Records for this exercise:
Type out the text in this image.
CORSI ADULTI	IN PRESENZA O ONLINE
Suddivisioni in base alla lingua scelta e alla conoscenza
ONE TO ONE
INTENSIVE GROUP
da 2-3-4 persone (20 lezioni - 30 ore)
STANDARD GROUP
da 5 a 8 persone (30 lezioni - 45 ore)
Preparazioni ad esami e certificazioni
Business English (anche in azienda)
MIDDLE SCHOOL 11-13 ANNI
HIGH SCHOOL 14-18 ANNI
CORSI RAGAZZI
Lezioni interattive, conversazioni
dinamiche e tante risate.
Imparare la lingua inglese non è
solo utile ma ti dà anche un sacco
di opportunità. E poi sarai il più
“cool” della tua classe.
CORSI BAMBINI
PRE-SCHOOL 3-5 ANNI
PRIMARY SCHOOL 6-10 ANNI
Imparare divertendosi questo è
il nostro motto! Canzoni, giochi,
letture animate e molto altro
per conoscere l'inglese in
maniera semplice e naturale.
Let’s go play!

The task: Find every line in the records above that holds the word "anche", and copy each one.

Worked answer:
Business English (anche in azienda)
solo utile ma ti dà anche un sacco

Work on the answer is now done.